Lines holding the string "комплекта" are the ones to copy; find them all in the data.
++++++++++++++++++++
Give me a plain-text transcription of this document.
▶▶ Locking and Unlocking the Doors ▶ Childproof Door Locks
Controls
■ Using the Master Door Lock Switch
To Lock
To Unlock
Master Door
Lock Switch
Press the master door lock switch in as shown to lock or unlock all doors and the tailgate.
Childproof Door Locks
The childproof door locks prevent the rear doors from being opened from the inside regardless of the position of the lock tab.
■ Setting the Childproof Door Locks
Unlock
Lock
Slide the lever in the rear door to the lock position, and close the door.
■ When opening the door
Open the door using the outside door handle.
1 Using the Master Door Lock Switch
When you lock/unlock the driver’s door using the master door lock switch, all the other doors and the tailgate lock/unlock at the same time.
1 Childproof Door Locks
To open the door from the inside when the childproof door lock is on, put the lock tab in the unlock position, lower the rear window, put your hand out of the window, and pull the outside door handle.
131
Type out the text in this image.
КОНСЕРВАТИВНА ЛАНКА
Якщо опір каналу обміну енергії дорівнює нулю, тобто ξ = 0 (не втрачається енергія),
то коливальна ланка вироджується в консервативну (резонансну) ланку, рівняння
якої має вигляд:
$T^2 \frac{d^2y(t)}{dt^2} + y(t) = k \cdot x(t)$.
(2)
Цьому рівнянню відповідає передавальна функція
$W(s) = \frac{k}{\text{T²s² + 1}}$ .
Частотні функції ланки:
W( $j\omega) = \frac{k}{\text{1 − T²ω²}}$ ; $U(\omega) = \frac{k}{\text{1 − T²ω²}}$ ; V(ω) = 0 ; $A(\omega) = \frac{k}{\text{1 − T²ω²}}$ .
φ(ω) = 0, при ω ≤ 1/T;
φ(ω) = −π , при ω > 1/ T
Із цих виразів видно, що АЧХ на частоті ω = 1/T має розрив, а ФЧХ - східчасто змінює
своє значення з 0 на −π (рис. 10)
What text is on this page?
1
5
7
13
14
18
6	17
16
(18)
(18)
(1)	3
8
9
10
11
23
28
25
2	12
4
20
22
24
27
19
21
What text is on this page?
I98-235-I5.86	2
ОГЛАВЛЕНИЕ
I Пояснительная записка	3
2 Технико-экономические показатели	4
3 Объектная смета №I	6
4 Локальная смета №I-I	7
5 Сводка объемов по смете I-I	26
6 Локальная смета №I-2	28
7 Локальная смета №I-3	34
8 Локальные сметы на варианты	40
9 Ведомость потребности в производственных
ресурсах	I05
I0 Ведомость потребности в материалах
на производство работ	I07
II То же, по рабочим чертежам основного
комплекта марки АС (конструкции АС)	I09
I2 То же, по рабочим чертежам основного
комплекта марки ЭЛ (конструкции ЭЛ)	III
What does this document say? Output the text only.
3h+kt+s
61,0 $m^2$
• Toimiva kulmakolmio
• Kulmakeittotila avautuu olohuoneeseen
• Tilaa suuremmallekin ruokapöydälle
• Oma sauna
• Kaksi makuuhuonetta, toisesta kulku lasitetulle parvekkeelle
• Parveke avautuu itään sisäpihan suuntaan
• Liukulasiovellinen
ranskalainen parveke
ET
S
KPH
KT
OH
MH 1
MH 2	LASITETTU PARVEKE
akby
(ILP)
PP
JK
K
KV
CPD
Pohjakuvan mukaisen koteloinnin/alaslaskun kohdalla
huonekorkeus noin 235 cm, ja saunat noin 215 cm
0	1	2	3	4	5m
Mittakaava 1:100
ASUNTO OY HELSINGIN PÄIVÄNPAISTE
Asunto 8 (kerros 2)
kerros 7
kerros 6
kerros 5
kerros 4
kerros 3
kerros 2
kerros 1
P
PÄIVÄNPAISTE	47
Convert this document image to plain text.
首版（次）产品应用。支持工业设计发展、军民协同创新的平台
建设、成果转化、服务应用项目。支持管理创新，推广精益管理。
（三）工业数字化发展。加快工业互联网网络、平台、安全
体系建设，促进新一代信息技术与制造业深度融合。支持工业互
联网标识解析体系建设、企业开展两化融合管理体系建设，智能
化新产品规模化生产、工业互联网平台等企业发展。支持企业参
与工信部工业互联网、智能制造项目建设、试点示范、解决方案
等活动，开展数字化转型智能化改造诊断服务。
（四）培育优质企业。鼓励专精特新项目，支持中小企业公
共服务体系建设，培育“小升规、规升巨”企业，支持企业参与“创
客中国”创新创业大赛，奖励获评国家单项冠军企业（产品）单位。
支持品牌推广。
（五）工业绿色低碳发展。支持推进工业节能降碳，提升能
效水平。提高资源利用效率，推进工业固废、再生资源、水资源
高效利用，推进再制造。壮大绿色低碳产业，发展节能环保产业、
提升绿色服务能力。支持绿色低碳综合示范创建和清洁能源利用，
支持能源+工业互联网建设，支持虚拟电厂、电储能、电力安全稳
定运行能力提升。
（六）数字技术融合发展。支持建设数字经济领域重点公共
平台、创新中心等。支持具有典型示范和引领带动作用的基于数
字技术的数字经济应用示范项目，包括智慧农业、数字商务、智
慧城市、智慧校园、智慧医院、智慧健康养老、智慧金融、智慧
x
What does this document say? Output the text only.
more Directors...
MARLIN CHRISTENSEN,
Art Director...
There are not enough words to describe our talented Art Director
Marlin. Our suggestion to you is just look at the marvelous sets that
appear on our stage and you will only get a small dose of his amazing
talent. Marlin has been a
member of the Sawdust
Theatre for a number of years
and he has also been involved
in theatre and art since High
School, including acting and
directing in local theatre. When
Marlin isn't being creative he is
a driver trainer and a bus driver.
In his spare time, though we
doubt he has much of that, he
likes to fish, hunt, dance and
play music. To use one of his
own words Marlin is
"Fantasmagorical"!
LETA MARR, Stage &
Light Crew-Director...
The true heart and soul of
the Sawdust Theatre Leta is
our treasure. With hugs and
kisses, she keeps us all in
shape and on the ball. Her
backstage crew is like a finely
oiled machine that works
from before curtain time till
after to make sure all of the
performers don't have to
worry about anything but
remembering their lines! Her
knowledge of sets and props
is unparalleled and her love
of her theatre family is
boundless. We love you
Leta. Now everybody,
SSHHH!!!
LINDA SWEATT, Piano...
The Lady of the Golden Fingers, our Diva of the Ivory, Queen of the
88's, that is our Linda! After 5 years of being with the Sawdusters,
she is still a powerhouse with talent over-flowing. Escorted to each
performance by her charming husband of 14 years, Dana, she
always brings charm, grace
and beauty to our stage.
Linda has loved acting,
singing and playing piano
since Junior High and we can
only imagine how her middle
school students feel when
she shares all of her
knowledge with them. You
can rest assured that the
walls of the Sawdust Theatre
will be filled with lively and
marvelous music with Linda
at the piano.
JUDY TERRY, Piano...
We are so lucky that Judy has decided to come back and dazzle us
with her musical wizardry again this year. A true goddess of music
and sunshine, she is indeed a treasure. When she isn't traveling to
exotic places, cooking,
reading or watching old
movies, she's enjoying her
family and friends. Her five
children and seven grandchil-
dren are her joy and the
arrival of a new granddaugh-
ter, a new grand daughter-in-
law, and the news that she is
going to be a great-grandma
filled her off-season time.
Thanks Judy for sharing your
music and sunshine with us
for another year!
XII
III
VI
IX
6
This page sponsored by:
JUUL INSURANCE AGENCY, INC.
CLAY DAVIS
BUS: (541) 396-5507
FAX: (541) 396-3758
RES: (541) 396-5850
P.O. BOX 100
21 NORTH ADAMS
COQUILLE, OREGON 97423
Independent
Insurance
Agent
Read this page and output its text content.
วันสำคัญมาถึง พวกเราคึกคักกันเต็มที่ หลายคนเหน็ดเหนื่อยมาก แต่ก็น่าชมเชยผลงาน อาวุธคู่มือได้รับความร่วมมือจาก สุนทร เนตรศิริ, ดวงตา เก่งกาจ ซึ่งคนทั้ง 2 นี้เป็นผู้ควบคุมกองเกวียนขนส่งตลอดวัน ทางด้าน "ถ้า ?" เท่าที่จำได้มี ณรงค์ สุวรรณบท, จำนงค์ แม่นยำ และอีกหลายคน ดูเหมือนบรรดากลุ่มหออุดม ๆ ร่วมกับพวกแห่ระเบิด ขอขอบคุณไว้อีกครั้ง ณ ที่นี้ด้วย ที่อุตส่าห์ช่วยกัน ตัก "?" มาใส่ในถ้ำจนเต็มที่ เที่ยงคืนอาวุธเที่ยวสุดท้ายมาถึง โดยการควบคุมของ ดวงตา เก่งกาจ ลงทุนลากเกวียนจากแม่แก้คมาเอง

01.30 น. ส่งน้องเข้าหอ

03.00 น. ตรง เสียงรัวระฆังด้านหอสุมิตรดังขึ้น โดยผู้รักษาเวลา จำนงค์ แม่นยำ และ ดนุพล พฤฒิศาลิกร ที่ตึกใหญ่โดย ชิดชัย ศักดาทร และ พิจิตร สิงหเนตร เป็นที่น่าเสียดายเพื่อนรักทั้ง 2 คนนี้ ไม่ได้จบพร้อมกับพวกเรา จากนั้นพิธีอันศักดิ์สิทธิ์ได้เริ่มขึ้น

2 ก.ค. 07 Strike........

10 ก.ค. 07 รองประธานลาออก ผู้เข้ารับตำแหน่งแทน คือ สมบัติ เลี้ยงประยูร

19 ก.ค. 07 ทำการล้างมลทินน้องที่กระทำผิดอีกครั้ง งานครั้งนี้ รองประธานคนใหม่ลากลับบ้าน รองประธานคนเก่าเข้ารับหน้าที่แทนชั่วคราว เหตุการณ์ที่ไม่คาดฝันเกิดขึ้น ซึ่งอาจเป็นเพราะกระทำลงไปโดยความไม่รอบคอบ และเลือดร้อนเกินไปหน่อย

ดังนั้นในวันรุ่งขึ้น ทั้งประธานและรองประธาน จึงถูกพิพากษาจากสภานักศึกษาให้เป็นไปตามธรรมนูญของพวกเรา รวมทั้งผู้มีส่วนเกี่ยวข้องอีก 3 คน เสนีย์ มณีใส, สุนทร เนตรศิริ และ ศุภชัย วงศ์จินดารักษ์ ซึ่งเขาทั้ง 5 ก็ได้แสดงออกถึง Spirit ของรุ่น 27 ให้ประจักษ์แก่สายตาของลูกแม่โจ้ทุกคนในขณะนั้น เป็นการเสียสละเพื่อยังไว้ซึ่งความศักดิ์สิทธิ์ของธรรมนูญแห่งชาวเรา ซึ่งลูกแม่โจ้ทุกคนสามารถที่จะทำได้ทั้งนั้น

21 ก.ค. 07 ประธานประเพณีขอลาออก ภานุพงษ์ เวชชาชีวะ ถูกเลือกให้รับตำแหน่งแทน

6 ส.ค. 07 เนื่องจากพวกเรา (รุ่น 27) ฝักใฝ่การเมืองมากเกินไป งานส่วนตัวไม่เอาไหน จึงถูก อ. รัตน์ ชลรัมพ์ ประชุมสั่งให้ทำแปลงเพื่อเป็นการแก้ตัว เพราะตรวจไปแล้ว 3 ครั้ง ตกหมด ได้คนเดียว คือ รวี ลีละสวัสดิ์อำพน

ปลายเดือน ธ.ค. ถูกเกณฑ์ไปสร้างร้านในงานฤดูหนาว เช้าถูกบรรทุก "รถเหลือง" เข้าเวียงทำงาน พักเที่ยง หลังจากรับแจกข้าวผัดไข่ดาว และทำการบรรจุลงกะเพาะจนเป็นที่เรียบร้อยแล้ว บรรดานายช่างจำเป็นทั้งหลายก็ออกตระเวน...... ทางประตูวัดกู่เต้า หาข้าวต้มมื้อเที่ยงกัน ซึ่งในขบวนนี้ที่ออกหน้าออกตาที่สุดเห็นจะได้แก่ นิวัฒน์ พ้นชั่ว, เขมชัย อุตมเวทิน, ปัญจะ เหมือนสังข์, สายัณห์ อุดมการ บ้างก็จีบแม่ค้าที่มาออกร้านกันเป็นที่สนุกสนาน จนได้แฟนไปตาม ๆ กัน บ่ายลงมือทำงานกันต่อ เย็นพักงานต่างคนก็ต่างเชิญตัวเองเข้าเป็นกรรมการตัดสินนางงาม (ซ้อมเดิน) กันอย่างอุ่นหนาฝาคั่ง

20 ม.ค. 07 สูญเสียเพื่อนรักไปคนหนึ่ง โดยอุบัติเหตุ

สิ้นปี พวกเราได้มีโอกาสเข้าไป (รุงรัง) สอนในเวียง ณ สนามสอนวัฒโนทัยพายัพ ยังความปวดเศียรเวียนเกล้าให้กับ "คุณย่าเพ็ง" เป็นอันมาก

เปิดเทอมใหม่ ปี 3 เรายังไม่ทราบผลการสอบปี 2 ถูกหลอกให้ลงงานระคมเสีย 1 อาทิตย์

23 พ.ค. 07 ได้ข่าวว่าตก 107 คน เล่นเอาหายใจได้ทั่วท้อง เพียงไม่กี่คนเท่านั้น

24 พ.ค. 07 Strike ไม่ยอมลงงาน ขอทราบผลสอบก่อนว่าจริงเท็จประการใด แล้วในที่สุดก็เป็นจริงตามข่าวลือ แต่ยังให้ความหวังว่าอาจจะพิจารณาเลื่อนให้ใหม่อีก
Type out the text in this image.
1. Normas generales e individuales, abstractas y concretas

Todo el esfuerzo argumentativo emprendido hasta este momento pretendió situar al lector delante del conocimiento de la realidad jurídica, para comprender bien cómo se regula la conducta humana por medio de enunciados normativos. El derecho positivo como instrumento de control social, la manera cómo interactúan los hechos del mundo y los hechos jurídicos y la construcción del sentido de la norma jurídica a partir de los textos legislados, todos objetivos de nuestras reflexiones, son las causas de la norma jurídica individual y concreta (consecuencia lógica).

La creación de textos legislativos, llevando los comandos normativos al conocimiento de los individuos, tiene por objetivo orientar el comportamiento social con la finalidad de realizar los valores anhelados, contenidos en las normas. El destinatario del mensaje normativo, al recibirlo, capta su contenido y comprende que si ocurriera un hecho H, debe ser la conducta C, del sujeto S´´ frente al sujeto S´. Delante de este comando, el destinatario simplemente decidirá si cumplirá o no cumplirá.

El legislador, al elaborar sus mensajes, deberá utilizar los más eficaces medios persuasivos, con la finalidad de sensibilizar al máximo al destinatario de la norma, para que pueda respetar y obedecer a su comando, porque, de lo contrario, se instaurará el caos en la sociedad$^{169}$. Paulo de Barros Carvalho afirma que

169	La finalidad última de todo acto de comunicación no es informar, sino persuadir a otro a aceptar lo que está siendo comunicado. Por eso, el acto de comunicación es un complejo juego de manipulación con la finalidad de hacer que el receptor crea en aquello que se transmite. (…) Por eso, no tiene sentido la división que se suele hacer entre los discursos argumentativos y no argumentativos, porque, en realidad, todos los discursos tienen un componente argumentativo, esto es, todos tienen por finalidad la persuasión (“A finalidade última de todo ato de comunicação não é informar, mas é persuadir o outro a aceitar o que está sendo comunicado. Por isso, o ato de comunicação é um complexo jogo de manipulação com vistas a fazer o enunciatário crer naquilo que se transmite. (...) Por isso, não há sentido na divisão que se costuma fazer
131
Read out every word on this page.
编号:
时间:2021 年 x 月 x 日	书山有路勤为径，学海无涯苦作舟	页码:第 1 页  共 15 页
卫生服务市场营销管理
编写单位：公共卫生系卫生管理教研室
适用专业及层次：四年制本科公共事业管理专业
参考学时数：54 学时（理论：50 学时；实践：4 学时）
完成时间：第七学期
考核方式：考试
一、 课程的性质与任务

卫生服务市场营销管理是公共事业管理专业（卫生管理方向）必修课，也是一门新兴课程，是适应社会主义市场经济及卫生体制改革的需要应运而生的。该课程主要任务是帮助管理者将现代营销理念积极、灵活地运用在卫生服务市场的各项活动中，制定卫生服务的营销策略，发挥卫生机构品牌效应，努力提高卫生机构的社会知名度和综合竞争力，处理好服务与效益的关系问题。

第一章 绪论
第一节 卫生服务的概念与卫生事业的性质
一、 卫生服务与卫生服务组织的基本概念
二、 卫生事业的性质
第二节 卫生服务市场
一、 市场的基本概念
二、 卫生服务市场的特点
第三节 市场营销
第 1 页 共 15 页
++++++++++++++++++++
» **Response to the task**:
комплекта марки АС (конструкции АС)	I09
комплекта марки ЭЛ (конструкции ЭЛ)	III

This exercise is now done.